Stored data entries
|---|

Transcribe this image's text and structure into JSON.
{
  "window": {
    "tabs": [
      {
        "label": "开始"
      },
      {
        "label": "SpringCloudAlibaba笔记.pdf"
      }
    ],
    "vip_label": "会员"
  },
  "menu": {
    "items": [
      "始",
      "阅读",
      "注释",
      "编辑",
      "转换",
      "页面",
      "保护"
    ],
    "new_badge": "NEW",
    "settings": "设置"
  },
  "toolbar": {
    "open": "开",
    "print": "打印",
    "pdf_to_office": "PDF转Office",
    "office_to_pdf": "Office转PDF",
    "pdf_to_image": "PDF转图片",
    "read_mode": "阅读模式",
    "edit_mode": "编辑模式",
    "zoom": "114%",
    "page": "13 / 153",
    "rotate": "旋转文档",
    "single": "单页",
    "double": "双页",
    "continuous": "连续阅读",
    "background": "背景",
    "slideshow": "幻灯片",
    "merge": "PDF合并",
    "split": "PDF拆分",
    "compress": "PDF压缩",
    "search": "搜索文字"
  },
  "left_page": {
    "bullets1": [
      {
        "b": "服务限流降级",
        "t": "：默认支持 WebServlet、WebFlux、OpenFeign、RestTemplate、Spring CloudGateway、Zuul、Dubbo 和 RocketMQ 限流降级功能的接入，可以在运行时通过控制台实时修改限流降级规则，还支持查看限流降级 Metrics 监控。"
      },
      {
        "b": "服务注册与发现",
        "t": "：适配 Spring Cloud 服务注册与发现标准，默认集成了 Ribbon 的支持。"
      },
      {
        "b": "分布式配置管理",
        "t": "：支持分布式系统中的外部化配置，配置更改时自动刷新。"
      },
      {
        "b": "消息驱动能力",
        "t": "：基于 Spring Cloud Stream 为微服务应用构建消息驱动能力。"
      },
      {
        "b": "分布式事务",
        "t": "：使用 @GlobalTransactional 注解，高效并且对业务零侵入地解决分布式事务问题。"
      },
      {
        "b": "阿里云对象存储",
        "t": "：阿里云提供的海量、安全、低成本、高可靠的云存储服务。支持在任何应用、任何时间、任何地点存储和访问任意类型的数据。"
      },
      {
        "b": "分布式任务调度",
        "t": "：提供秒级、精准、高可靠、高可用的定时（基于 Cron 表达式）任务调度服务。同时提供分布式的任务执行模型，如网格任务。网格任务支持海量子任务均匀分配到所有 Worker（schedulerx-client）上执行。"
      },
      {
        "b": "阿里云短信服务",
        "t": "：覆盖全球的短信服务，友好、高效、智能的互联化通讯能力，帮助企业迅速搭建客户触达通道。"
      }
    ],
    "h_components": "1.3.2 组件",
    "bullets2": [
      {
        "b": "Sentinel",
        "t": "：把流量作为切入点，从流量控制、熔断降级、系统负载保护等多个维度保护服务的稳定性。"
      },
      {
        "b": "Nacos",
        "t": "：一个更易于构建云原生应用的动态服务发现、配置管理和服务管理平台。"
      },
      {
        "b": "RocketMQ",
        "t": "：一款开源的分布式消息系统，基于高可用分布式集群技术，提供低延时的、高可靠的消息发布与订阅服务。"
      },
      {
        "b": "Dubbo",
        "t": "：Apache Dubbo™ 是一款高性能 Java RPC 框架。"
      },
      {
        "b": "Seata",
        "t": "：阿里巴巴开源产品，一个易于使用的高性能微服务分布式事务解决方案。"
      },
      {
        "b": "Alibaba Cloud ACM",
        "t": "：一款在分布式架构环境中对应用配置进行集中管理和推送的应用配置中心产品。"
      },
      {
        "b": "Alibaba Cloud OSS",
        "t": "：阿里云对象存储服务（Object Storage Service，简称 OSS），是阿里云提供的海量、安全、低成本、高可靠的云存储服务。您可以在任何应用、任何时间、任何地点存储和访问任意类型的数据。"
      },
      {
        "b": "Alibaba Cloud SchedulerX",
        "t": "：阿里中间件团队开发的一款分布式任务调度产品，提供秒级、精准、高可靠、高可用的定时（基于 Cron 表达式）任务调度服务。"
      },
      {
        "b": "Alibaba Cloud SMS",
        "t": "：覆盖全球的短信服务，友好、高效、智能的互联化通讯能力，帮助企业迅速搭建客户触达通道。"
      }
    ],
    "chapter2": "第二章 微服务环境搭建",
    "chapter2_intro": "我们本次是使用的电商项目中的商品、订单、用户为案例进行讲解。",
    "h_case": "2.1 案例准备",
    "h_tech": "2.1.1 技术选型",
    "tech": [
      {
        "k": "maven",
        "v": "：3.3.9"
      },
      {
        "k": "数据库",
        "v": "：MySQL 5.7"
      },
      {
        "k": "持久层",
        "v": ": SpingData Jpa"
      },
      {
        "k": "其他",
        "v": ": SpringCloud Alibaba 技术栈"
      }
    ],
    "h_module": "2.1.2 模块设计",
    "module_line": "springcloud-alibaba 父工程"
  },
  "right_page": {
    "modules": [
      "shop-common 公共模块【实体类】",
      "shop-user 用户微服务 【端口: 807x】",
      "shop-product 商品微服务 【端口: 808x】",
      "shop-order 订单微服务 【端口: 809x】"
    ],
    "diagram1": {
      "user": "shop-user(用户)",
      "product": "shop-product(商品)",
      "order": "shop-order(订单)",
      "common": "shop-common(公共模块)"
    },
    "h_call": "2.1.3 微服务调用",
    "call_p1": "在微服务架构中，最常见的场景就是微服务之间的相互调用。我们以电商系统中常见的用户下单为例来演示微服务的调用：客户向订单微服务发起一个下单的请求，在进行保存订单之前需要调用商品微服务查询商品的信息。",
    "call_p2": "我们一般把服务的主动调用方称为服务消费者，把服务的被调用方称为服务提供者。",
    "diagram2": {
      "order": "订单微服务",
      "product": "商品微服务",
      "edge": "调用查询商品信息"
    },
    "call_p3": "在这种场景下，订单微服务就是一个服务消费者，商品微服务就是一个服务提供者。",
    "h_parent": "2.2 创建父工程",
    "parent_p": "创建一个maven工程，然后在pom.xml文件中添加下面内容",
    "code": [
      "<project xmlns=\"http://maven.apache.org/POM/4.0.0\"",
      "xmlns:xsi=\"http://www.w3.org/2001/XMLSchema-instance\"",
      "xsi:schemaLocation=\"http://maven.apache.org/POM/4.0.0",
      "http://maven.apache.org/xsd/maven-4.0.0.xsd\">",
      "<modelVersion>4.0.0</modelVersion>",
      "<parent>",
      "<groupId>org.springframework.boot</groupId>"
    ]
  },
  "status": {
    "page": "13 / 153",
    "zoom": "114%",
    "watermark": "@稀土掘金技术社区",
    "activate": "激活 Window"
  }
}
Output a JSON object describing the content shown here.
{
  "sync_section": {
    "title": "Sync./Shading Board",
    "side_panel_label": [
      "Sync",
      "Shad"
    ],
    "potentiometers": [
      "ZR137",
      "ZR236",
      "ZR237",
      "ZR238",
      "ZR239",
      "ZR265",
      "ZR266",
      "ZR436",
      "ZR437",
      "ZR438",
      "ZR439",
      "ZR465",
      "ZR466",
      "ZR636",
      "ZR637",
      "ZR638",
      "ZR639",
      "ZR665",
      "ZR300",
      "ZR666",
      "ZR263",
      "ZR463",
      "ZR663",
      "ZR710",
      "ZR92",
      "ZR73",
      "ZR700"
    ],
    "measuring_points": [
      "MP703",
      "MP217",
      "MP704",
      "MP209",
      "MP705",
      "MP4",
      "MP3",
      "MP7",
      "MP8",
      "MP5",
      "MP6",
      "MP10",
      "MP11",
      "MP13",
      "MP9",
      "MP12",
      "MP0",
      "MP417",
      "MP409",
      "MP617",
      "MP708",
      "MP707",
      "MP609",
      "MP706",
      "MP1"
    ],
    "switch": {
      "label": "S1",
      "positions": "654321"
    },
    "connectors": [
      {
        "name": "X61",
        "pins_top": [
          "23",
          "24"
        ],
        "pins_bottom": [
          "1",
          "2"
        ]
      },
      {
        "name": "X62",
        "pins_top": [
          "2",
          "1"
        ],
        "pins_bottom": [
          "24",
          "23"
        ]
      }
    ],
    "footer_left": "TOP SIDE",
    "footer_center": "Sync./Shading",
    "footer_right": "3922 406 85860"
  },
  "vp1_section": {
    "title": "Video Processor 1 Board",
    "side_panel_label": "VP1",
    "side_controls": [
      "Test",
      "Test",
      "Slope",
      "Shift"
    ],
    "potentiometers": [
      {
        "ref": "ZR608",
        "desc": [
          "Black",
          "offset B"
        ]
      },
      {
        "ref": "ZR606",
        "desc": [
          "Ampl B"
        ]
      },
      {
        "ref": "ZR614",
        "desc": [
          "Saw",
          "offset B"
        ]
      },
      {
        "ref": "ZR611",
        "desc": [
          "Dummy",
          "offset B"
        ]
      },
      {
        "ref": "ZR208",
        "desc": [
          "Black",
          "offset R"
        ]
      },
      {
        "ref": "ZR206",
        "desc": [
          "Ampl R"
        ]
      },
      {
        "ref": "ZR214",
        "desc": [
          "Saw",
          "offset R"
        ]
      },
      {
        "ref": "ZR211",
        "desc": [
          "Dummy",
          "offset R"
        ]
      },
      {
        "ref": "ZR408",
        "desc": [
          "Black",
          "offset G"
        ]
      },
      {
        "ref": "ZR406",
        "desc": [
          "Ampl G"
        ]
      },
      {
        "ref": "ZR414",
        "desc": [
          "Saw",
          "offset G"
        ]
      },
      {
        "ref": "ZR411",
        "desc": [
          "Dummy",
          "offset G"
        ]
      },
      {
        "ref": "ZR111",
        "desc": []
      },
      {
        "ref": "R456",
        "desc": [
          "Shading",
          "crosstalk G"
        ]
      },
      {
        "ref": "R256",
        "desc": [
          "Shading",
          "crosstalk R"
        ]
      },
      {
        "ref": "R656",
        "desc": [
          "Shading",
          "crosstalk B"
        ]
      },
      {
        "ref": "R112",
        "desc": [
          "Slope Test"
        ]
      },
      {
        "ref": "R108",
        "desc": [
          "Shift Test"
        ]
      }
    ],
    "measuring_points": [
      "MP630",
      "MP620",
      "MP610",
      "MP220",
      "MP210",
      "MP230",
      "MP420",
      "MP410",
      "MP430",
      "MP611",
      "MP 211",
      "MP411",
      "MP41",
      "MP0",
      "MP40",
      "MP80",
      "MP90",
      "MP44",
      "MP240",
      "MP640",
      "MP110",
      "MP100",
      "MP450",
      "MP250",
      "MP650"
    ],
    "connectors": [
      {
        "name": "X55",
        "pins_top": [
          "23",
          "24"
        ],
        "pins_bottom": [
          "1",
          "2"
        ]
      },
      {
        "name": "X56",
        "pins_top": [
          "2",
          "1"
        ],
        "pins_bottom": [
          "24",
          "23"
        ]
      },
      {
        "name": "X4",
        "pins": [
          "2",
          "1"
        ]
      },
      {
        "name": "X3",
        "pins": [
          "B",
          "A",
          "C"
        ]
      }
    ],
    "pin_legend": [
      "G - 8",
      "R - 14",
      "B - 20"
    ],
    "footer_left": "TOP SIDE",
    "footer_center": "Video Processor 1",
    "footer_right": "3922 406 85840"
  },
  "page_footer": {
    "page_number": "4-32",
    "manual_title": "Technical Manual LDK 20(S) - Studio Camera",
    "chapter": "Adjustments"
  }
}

|---|

[GOAL] Where a line above includes "common", copy that line.

[SOLUTION TO THIS EXERCISE]
      "shop-common 公共模块【实体类】",
      "common": "shop-common(公共模块)"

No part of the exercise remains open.